(Entries with figure data)
------------------------------------------------------------
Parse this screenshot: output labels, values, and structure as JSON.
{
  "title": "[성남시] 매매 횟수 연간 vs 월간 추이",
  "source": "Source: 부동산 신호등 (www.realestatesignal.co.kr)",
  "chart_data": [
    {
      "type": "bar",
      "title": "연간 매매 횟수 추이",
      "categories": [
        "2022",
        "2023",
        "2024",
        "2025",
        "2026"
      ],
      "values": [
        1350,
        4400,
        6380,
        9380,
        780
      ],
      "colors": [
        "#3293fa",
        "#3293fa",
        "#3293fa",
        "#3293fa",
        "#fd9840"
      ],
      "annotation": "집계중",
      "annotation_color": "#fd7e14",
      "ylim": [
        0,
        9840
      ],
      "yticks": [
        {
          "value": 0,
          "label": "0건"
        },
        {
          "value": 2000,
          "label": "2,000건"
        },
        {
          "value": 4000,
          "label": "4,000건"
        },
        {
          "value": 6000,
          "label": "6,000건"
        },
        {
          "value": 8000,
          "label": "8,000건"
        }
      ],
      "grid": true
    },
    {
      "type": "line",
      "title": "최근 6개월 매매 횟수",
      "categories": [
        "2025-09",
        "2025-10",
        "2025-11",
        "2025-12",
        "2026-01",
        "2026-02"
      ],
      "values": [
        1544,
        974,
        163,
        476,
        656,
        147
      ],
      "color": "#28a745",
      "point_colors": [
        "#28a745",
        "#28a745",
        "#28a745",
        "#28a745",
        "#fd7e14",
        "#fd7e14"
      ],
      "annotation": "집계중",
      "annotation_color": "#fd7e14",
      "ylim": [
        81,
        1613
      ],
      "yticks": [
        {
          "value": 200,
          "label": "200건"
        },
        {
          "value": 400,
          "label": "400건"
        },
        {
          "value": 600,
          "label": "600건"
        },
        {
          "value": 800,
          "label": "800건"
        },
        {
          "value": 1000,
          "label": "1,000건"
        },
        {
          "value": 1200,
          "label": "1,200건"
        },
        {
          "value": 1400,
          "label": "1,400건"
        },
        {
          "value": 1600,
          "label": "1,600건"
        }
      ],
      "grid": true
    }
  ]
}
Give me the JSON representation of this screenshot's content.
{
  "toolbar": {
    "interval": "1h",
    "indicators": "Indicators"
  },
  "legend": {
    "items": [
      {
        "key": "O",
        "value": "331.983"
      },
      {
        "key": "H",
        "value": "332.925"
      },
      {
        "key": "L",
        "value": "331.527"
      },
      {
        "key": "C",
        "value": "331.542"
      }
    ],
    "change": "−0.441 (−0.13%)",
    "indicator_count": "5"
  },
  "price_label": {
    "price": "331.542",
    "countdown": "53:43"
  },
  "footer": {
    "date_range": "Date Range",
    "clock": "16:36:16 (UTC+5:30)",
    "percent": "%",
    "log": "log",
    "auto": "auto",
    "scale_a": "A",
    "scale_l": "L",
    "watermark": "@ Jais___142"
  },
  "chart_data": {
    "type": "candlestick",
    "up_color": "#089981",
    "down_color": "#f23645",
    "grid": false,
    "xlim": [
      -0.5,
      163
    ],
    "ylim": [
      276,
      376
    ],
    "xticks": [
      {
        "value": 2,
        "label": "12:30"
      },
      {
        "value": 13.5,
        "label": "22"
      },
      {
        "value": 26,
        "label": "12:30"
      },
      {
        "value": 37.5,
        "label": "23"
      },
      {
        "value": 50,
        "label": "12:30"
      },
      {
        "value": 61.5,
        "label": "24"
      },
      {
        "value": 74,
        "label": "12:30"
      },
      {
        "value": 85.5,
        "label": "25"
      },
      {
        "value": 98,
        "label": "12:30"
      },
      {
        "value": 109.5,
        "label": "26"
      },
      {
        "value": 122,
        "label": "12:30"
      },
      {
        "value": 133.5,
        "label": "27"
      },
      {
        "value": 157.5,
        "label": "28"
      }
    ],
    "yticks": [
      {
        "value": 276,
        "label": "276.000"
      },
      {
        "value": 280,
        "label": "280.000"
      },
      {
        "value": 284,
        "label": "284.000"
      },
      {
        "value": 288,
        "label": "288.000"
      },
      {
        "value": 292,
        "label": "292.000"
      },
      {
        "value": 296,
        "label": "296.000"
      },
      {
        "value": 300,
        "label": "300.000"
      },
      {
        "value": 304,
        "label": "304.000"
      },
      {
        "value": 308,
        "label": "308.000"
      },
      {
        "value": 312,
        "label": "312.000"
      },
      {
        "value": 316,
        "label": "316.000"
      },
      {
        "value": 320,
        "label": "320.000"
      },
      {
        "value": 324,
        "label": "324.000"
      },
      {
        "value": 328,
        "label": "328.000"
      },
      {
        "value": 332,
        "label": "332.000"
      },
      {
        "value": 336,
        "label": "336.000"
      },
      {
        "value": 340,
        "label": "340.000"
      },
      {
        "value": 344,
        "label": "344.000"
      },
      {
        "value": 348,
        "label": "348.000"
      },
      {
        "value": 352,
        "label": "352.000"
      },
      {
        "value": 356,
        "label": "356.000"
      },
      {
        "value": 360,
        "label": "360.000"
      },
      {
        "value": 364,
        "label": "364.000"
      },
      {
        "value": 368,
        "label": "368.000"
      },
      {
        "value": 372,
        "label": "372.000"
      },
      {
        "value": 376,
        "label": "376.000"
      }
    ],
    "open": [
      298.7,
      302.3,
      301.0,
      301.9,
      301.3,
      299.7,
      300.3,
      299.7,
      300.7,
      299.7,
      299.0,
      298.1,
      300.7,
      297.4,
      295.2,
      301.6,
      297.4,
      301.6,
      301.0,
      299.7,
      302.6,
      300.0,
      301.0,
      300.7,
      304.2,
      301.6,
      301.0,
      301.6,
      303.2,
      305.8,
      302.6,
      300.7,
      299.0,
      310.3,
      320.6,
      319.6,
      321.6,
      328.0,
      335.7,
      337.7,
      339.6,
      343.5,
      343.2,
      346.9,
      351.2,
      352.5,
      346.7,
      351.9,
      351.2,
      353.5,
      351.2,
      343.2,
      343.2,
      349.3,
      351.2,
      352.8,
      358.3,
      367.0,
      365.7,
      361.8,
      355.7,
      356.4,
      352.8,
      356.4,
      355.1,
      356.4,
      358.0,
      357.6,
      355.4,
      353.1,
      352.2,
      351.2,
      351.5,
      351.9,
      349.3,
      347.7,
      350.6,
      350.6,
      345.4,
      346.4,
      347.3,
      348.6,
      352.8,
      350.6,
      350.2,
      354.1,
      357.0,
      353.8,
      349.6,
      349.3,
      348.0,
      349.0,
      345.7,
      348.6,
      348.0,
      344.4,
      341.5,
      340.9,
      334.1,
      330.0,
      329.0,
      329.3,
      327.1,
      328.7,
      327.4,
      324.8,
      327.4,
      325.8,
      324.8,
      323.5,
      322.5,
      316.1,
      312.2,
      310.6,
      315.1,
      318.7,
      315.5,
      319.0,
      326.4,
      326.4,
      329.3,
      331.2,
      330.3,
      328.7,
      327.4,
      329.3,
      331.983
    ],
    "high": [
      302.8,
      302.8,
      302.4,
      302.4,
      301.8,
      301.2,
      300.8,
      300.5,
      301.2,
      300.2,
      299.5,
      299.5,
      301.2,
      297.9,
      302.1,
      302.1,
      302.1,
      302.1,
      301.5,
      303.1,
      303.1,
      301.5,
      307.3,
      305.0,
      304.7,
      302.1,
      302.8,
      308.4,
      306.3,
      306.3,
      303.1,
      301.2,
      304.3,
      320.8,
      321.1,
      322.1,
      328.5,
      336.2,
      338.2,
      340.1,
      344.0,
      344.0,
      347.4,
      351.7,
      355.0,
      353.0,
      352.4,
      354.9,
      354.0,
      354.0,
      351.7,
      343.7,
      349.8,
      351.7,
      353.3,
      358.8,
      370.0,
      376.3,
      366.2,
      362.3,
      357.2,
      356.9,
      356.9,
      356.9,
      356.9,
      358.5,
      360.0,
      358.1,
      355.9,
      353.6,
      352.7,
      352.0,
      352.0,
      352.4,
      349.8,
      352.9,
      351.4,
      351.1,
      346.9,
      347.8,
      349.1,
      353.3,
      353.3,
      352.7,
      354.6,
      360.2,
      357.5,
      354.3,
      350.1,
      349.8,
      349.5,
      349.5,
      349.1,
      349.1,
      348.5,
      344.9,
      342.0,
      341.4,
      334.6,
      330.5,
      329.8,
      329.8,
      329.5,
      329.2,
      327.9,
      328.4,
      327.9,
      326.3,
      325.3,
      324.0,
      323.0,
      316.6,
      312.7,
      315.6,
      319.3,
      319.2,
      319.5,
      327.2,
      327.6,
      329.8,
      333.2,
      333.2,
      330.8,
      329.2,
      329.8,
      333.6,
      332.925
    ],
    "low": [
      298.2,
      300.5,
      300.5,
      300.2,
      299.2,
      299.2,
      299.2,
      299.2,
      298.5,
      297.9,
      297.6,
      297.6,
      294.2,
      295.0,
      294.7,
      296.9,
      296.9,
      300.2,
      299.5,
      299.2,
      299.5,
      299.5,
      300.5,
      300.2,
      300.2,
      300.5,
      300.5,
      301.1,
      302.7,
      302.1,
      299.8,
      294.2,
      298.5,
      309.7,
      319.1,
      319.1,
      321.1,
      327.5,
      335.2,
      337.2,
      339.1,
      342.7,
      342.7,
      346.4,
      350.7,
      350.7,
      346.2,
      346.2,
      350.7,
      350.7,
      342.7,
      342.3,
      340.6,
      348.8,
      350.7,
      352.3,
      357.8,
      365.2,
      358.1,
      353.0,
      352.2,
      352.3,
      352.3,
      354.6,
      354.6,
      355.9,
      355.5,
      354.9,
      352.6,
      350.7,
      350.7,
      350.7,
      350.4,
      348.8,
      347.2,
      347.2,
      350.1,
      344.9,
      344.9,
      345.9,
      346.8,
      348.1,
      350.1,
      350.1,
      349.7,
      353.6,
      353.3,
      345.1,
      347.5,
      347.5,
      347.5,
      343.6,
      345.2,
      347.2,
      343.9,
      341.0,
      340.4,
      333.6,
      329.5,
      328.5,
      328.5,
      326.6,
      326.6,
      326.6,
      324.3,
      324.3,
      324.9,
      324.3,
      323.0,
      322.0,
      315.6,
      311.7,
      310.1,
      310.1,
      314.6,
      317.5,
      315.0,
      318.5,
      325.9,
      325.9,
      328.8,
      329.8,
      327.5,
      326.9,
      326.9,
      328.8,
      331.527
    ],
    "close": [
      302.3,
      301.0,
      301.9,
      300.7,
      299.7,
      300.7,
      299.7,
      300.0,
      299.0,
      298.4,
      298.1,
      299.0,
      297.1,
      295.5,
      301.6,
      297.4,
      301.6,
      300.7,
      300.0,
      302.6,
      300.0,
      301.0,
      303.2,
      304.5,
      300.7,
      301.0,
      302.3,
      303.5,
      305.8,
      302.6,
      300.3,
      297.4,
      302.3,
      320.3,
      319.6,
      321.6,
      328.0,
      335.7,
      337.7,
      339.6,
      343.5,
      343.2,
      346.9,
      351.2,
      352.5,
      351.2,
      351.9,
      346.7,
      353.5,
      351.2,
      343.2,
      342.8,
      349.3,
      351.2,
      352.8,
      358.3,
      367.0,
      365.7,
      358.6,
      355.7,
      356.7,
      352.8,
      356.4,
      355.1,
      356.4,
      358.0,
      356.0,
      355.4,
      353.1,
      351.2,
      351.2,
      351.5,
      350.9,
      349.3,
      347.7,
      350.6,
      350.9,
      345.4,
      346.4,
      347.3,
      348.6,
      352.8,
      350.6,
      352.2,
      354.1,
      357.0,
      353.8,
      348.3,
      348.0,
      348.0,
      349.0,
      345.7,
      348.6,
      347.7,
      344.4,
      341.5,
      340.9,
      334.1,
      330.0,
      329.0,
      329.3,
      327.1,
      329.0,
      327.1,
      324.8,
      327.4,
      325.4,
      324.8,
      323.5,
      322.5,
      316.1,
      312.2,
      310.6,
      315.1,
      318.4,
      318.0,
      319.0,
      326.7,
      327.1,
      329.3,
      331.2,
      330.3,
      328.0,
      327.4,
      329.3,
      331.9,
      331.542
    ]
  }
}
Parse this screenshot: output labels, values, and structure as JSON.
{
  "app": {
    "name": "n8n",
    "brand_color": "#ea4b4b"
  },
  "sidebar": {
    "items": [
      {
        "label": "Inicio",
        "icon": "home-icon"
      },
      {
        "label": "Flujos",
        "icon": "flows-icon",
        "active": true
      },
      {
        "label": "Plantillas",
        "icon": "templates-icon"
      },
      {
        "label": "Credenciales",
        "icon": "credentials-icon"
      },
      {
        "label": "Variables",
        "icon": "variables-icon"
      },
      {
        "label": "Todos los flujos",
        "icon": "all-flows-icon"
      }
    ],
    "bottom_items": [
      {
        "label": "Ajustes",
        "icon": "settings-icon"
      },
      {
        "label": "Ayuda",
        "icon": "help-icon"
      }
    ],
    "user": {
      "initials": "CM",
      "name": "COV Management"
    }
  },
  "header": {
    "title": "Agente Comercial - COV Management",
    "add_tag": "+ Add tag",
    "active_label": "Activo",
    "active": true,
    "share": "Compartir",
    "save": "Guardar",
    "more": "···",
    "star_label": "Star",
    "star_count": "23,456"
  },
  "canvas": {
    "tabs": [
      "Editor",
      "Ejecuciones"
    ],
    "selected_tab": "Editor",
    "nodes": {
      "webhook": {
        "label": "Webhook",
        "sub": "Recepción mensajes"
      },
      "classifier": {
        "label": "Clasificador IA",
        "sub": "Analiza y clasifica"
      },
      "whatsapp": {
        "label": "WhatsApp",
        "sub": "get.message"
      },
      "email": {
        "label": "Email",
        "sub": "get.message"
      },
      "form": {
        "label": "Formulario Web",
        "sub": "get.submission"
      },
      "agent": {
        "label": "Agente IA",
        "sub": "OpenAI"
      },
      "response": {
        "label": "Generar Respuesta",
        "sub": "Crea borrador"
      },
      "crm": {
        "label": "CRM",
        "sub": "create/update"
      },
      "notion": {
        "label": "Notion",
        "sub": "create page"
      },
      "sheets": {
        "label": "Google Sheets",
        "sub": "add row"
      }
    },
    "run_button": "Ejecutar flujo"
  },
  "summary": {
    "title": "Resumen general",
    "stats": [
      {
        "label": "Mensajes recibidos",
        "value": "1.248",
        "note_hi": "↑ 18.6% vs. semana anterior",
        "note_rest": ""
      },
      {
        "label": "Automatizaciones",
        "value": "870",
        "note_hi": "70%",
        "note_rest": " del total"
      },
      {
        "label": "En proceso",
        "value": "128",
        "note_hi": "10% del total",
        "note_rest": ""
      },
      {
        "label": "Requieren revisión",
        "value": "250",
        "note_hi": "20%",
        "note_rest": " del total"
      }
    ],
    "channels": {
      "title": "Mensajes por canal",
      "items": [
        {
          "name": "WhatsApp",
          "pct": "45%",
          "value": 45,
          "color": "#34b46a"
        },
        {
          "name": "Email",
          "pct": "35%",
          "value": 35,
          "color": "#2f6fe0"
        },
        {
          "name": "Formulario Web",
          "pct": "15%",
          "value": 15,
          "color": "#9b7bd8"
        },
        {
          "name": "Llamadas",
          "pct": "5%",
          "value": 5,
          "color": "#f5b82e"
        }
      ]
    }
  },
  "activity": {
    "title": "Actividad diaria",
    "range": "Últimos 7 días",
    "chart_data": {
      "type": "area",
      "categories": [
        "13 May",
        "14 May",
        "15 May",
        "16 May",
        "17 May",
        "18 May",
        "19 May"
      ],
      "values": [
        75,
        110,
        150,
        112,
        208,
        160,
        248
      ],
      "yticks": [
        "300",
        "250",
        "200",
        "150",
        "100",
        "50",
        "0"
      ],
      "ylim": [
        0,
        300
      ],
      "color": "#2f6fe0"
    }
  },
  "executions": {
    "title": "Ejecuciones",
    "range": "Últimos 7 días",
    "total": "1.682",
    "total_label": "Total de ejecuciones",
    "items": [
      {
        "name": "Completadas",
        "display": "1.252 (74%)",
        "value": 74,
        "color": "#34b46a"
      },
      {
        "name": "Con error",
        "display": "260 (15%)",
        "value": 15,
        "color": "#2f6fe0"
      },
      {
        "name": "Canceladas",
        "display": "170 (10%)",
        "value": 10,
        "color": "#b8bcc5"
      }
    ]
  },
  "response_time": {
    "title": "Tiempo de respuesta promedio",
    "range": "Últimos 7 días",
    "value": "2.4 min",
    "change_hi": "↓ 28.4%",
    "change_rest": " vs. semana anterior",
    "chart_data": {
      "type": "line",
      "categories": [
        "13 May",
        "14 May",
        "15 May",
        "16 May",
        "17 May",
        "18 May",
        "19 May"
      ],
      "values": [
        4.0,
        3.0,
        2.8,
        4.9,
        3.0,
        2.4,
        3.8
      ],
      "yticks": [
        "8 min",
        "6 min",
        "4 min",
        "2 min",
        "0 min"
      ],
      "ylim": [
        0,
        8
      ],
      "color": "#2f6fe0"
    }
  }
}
------------------------------------------------------------
AIM → Show the lines of the records that include the string "true".

RESULT OF THIS TASK →
      "grid": true
      "grid": true
        "active": true
    "active": true,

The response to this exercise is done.